** start of Material **

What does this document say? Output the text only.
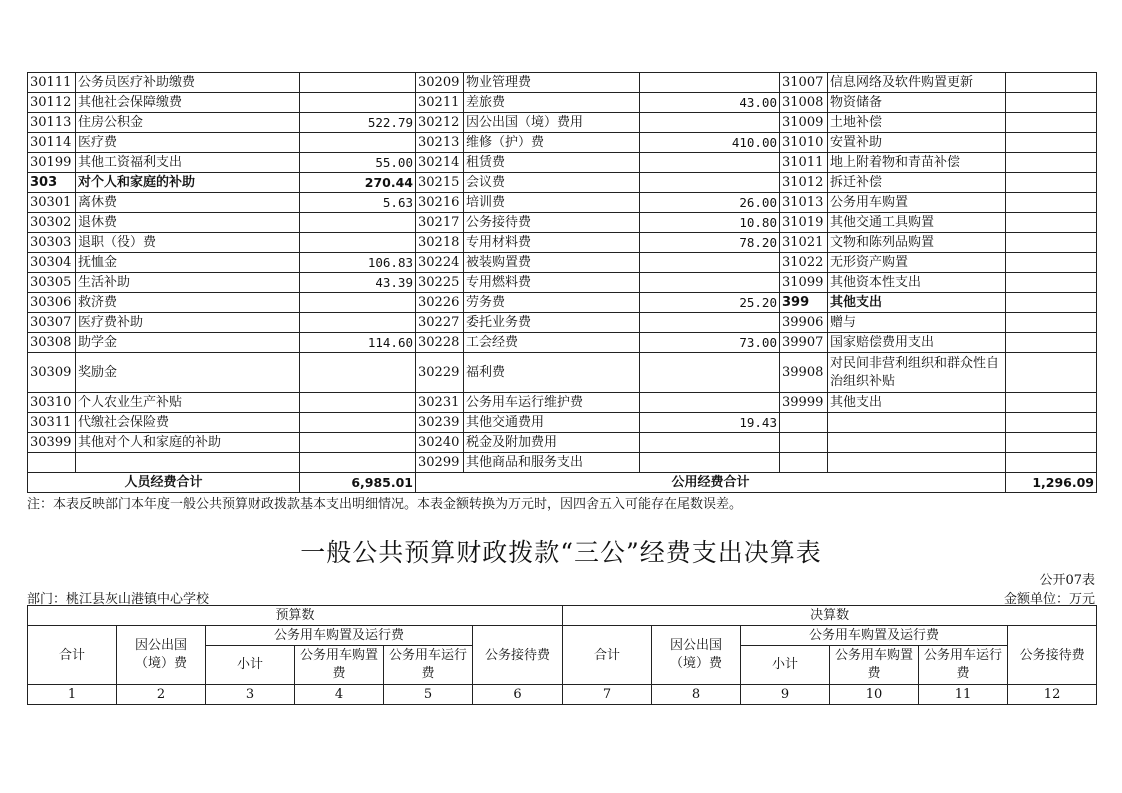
30111	公务员医疗补助缴费		30209	物业管理费		31007	信息网络及软件购置更新	
30112	其他社会保障缴费		30211	差旅费	43.00	31008	物资储备	
30113	住房公积金	522.79	30212	因公出国（境）费用		31009	土地补偿	
30114	医疗费		30213	维修（护）费	410.00	31010	安置补助	
30199	其他工资福利支出	55.00	30214	租赁费		31011	地上附着物和青苗补偿	
303	对个人和家庭的补助	270.44	30215	会议费		31012	拆迁补偿	
30301	离休费	5.63	30216	培训费	26.00	31013	公务用车购置	
30302	退休费		30217	公务接待费	10.80	31019	其他交通工具购置	
30303	退职（役）费		30218	专用材料费	78.20	31021	文物和陈列品购置	
30304	抚恤金	106.83	30224	被装购置费		31022	无形资产购置	
30305	生活补助	43.39	30225	专用燃料费		31099	其他资本性支出	
30306	救济费		30226	劳务费	25.20	399	其他支出	
30307	医疗费补助		30227	委托业务费		39906	赠与	
30308	助学金	114.60	30228	工会经费	73.00	39907	国家赔偿费用支出	
30309	奖励金		30229	福利费		39908	对民间非营利组织和群众性自治组织补贴	
30310	个人农业生产补贴		30231	公务用车运行维护费		39999	其他支出	
30311	代缴社会保险费		30239	其他交通费用	19.43			
30399	其他对个人和家庭的补助		30240	税金及附加费用				
			30299	其他商品和服务支出				
人员经费合计		6,985.01	公用经费合计					1,296.09
注：本表反映部门本年度一般公共预算财政拨款基本支出明细情况。本表金额转换为万元时，因四舍五入可能存在尾数误差。
一般公共预算财政拨款“三公”经费支出决算表
公开07表
部门：桃江县灰山港镇中心学校	金额单位：万元
预算数						决算数					
合计	因公出国（境）费	公务用车购置及运行费			公务接待费	合计	因公出国（境）费	公务用车购置及运行费			公务接待费
		小计	公务用车购置费	公务用车运行费				小计	公务用车购置费	公务用车运行费	
1	2	3	4	5	6	7	8	9	10	11	12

** end of Material **

**To do**
Show every line in the entries where the string "其他支出" occurs.

**Exercise answer**
30306	救济费		30226	劳务费	25.20	399	其他支出	
30310	个人农业生产补贴		30231	公务用车运行维护费		39999	其他支出	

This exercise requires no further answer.